::: EXERCISE INPUT
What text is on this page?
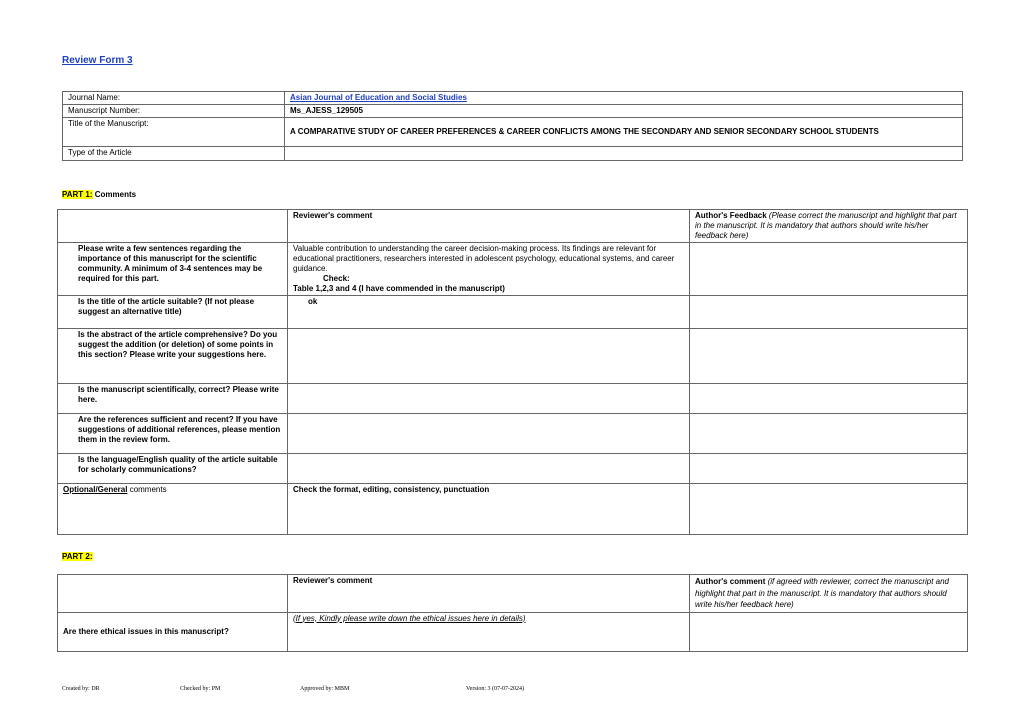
Review Form 3
Journal Name:	Asian Journal of Education and Social Studies
Manuscript Number:	Ms_AJESS_129505
Title of the Manuscript:	A COMPARATIVE STUDY OF CAREER PREFERENCES & CAREER CONFLICTS AMONG THE SECONDARY AND SENIOR SECONDARY SCHOOL STUDENTS
Type of the Article	
PART 1: Comments
	Reviewer's comment	Author's Feedback (Please correct the manuscript and highlight that part in the manuscript. It is mandatory that authors should write his/her feedback here)
Please write a few sentences regarding the importance of this manuscript for the scientific community. A minimum of 3-4 sentences may be required for this part.	Valuable contribution to understanding the career decision-making process. Its findings are relevant for educational practitioners, researchers interested in adolescent psychology, educational systems, and career guidance.
Check:
Table 1,2,3 and 4 (I have commended in the manuscript)	

Is the title of the article suitable? (If not please suggest an alternative title)	ok	
Is the abstract of the article comprehensive? Do you suggest the addition (or deletion) of some points in this section? Please write your suggestions here.		
Is the manuscript scientifically, correct? Please write here.		
Are the references sufficient and recent? If you have suggestions of additional references, please mention them in the review form.		
Is the language/English quality of the article suitable for scholarly communications?		
Optional/General comments	Check the format, editing, consistency, punctuation	
PART 2:
	Reviewer's comment	Author's comment (if agreed with reviewer, correct the manuscript and highlight that part in the manuscript. It is mandatory that authors should write his/her feedback here)
Are there ethical issues in this manuscript?	(If yes, Kindly please write down the ethical issues here in details)	
Created by: DR	Checked by: PM	Approved by: MBM	Version: 3 (07-07-2024)
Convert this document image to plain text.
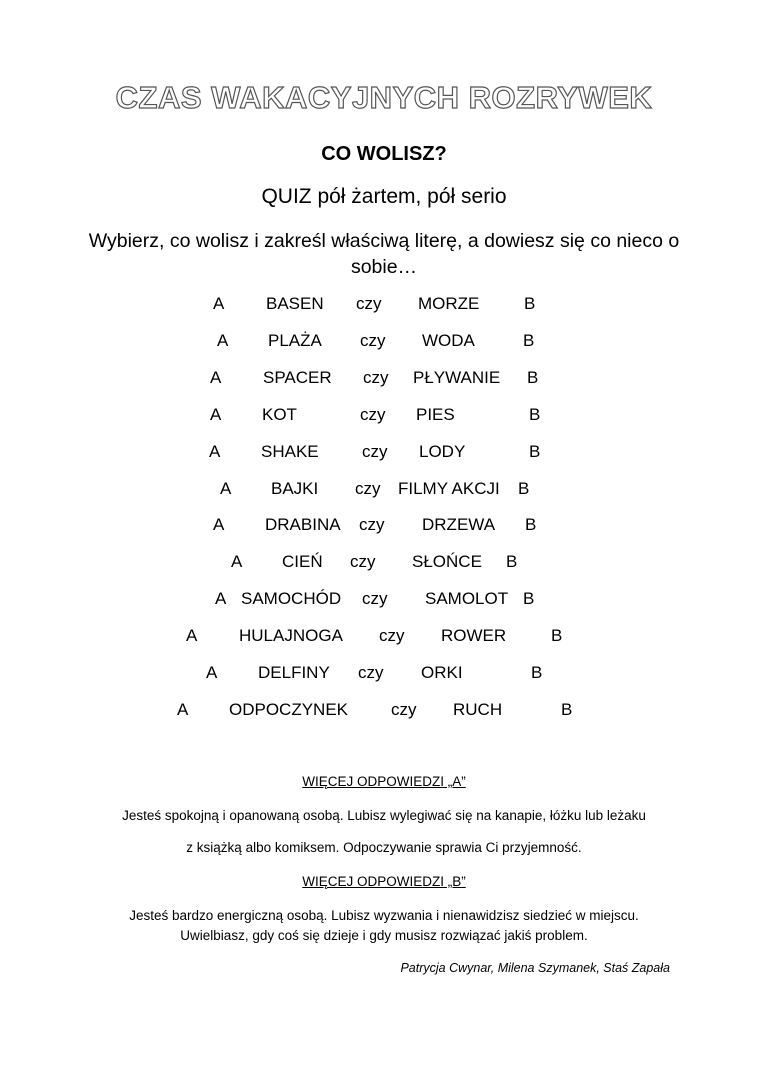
CZAS WAKACYJNYCH ROZRYWEK
CO WOLISZ?
QUIZ pół żartem, pół serio
Wybierz, co wolisz i zakreśl właściwą literę, a dowiesz się co nieco o
sobie…
A BASEN czy MORZE	B
A PLAŻA czy WODA	B
A SPACER czy PŁYWANIE B
A KOT	czy PIES	B
A SHAKE	czy LODY	B
A BAJKI czy FILMY AKCJI B
A DRABINA czy DRZEWA B
A CIEŃ czy SŁOŃCE B
A SAMOCHÓD czy SAMOLOT B
A HULAJNOGA czy ROWER	B
A DELFINY czy ORKI	B
A ODPOCZYNEK	czy RUCH	B
WIĘCEJ ODPOWIEDZI „A”
Jesteś spokojną i opanowaną osobą. Lubisz wylegiwać się na kanapie, łóżku lub leżaku
z książką albo komiksem. Odpoczywanie sprawia Ci przyjemność.
WIĘCEJ ODPOWIEDZI „B”
Jesteś bardzo energiczną osobą. Lubisz wyzwania i nienawidzisz siedzieć w miejscu.
Uwielbiasz, gdy coś się dzieje i gdy musisz rozwiązać jakiś problem.
Patrycja Cwynar, Milena Szymanek, Staś Zapała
::::::
▶ **SHORT EXERCISE**: Reproduce the data above in full, exactly as it is, with the pictures left out.

▶ **THE ANSWER**:
What text is on this page?
Review Form 3
Journal Name:	Asian Journal of Education and Social Studies
Manuscript Number:	Ms_AJESS_129505
Title of the Manuscript:	A COMPARATIVE STUDY OF CAREER PREFERENCES & CAREER CONFLICTS AMONG THE SECONDARY AND SENIOR SECONDARY SCHOOL STUDENTS
Type of the Article	
PART 1: Comments
	Reviewer's comment	Author's Feedback (Please correct the manuscript and highlight that part in the manuscript. It is mandatory that authors should write his/her feedback here)
Please write a few sentences regarding the importance of this manuscript for the scientific community. A minimum of 3-4 sentences may be required for this part.	Valuable contribution to understanding the career decision-making process. Its findings are relevant for educational practitioners, researchers interested in adolescent psychology, educational systems, and career guidance.
Check:
Table 1,2,3 and 4 (I have commended in the manuscript)	

Is the title of the article suitable? (If not please suggest an alternative title)	ok	
Is the abstract of the article comprehensive? Do you suggest the addition (or deletion) of some points in this section? Please write your suggestions here.		
Is the manuscript scientifically, correct? Please write here.		
Are the references sufficient and recent? If you have suggestions of additional references, please mention them in the review form.		
Is the language/English quality of the article suitable for scholarly communications?		
Optional/General comments	Check the format, editing, consistency, punctuation	
PART 2:
	Reviewer's comment	Author's comment (if agreed with reviewer, correct the manuscript and highlight that part in the manuscript. It is mandatory that authors should write his/her feedback here)
Are there ethical issues in this manuscript?	(If yes, Kindly please write down the ethical issues here in details)	
Created by: DR	Checked by: PM	Approved by: MBM	Version: 3 (07-07-2024)
Convert this document image to plain text.
CZAS WAKACYJNYCH ROZRYWEK
CO WOLISZ?
QUIZ pół żartem, pół serio
Wybierz, co wolisz i zakreśl właściwą literę, a dowiesz się co nieco o
sobie…
A BASEN czy MORZE	B
A PLAŻA czy WODA	B
A SPACER czy PŁYWANIE B
A KOT	czy PIES	B
A SHAKE	czy LODY	B
A BAJKI czy FILMY AKCJI B
A DRABINA czy DRZEWA B
A CIEŃ czy SŁOŃCE B
A SAMOCHÓD czy SAMOLOT B
A HULAJNOGA czy ROWER	B
A DELFINY czy ORKI	B
A ODPOCZYNEK	czy RUCH	B
WIĘCEJ ODPOWIEDZI „A”
Jesteś spokojną i opanowaną osobą. Lubisz wylegiwać się na kanapie, łóżku lub leżaku
z książką albo komiksem. Odpoczywanie sprawia Ci przyjemność.
WIĘCEJ ODPOWIEDZI „B”
Jesteś bardzo energiczną osobą. Lubisz wyzwania i nienawidzisz siedzieć w miejscu.
Uwielbiasz, gdy coś się dzieje i gdy musisz rozwiązać jakiś problem.
Patrycja Cwynar, Milena Szymanek, Staś Zapała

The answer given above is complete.